Your instructions: Copy the records below exactly, leaving out any pictures.

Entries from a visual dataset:

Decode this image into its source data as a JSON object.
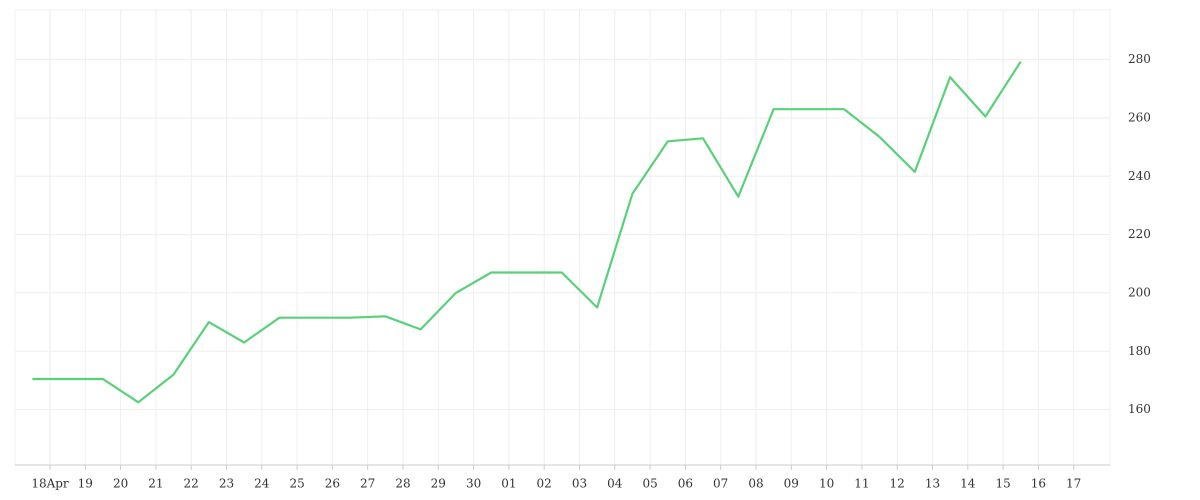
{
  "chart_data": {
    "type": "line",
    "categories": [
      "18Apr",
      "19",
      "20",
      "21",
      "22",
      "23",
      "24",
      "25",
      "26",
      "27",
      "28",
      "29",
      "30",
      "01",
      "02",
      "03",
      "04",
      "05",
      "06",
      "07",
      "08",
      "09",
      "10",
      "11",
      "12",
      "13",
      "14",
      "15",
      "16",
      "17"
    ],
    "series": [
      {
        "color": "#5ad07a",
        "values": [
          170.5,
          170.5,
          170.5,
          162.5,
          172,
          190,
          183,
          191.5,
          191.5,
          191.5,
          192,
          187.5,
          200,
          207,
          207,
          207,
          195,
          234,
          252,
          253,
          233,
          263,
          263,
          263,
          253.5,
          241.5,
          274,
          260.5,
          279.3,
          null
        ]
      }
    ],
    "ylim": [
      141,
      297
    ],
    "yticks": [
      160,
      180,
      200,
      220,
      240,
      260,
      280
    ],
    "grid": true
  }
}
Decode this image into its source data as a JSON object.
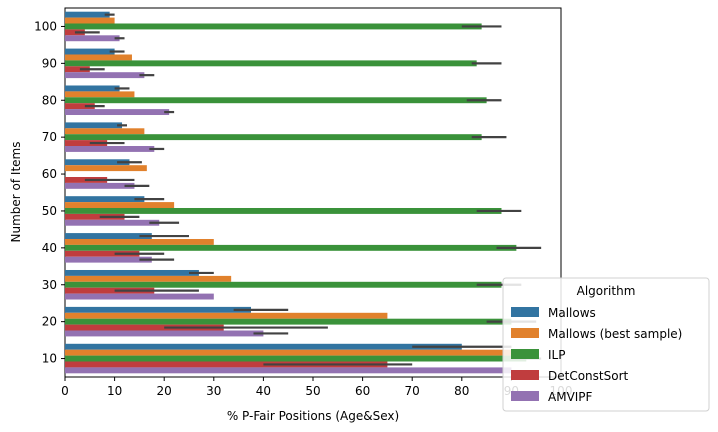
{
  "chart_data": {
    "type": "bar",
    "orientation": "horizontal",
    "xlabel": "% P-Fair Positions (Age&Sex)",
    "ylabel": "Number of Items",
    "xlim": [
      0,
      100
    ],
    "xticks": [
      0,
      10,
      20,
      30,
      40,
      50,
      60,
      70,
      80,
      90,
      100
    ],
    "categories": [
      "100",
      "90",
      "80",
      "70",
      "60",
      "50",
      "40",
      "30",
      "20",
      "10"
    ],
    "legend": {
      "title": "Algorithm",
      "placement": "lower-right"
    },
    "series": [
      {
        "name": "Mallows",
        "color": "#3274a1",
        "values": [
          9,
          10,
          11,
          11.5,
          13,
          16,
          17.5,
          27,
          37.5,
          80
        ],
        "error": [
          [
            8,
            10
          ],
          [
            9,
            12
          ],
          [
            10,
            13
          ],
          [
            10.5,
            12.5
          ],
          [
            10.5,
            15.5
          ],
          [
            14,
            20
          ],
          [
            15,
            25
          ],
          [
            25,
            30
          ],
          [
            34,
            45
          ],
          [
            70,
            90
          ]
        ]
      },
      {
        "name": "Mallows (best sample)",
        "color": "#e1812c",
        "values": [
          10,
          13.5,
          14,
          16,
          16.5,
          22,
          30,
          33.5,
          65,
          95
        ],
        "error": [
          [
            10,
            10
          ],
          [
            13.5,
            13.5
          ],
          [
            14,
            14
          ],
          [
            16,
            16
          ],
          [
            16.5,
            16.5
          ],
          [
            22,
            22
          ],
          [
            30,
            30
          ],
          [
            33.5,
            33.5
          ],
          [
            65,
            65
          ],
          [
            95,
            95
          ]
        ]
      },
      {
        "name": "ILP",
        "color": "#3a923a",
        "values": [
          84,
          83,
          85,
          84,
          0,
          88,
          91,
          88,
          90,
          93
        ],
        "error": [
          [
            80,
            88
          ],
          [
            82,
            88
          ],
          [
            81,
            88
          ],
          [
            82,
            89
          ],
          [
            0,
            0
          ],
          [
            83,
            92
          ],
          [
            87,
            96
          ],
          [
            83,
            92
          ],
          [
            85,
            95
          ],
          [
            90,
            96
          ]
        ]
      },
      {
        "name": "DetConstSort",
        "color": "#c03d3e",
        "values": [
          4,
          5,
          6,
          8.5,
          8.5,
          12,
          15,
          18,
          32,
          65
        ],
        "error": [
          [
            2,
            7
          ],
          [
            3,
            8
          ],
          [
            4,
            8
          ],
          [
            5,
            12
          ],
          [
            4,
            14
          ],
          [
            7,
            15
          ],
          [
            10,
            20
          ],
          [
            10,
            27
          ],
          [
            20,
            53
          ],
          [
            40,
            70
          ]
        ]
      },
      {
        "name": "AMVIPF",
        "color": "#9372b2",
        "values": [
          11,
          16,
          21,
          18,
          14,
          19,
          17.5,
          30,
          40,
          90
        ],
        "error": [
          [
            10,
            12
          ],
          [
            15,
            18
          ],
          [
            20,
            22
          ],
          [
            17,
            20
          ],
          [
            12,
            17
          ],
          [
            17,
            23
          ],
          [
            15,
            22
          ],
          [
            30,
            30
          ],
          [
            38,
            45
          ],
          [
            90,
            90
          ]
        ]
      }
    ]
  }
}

Exercise response:
Decode this image into its source data as a JSON object.
{
  "chart_data": {
    "type": "line",
    "categories": [
      "18Apr",
      "19",
      "20",
      "21",
      "22",
      "23",
      "24",
      "25",
      "26",
      "27",
      "28",
      "29",
      "30",
      "01",
      "02",
      "03",
      "04",
      "05",
      "06",
      "07",
      "08",
      "09",
      "10",
      "11",
      "12",
      "13",
      "14",
      "15",
      "16",
      "17"
    ],
    "series": [
      {
        "color": "#5ad07a",
        "values": [
          170.5,
          170.5,
          170.5,
          162.5,
          172,
          190,
          183,
          191.5,
          191.5,
          191.5,
          192,
          187.5,
          200,
          207,
          207,
          207,
          195,
          234,
          252,
          253,
          233,
          263,
          263,
          263,
          253.5,
          241.5,
          274,
          260.5,
          279.3,
          null
        ]
      }
    ],
    "ylim": [
      141,
      297
    ],
    "yticks": [
      160,
      180,
      200,
      220,
      240,
      260,
      280
    ],
    "grid": true
  }
}
Decode this image into its source data as a JSON object.
{
  "chart_data": {
    "type": "bar",
    "orientation": "horizontal",
    "xlabel": "% P-Fair Positions (Age&Sex)",
    "ylabel": "Number of Items",
    "xlim": [
      0,
      100
    ],
    "xticks": [
      0,
      10,
      20,
      30,
      40,
      50,
      60,
      70,
      80,
      90,
      100
    ],
    "categories": [
      "100",
      "90",
      "80",
      "70",
      "60",
      "50",
      "40",
      "30",
      "20",
      "10"
    ],
    "legend": {
      "title": "Algorithm",
      "placement": "lower-right"
    },
    "series": [
      {
        "name": "Mallows",
        "color": "#3274a1",
        "values": [
          9,
          10,
          11,
          11.5,
          13,
          16,
          17.5,
          27,
          37.5,
          80
        ],
        "error": [
          [
            8,
            10
          ],
          [
            9,
            12
          ],
          [
            10,
            13
          ],
          [
            10.5,
            12.5
          ],
          [
            10.5,
            15.5
          ],
          [
            14,
            20
          ],
          [
            15,
            25
          ],
          [
            25,
            30
          ],
          [
            34,
            45
          ],
          [
            70,
            90
          ]
        ]
      },
      {
        "name": "Mallows (best sample)",
        "color": "#e1812c",
        "values": [
          10,
          13.5,
          14,
          16,
          16.5,
          22,
          30,
          33.5,
          65,
          95
        ],
        "error": [
          [
            10,
            10
          ],
          [
            13.5,
            13.5
          ],
          [
            14,
            14
          ],
          [
            16,
            16
          ],
          [
            16.5,
            16.5
          ],
          [
            22,
            22
          ],
          [
            30,
            30
          ],
          [
            33.5,
            33.5
          ],
          [
            65,
            65
          ],
          [
            95,
            95
          ]
        ]
      },
      {
        "name": "ILP",
        "color": "#3a923a",
        "values": [
          84,
          83,
          85,
          84,
          0,
          88,
          91,
          88,
          90,
          93
        ],
        "error": [
          [
            80,
            88
          ],
          [
            82,
            88
          ],
          [
            81,
            88
          ],
          [
            82,
            89
          ],
          [
            0,
            0
          ],
          [
            83,
            92
          ],
          [
            87,
            96
          ],
          [
            83,
            92
          ],
          [
            85,
            95
          ],
          [
            90,
            96
          ]
        ]
      },
      {
        "name": "DetConstSort",
        "color": "#c03d3e",
        "values": [
          4,
          5,
          6,
          8.5,
          8.5,
          12,
          15,
          18,
          32,
          65
        ],
        "error": [
          [
            2,
            7
          ],
          [
            3,
            8
          ],
          [
            4,
            8
          ],
          [
            5,
            12
          ],
          [
            4,
            14
          ],
          [
            7,
            15
          ],
          [
            10,
            20
          ],
          [
            10,
            27
          ],
          [
            20,
            53
          ],
          [
            40,
            70
          ]
        ]
      },
      {
        "name": "AMVIPF",
        "color": "#9372b2",
        "values": [
          11,
          16,
          21,
          18,
          14,
          19,
          17.5,
          30,
          40,
          90
        ],
        "error": [
          [
            10,
            12
          ],
          [
            15,
            18
          ],
          [
            20,
            22
          ],
          [
            17,
            20
          ],
          [
            12,
            17
          ],
          [
            17,
            23
          ],
          [
            15,
            22
          ],
          [
            30,
            30
          ],
          [
            38,
            45
          ],
          [
            90,
            90
          ]
        ]
      }
    ]
  }
}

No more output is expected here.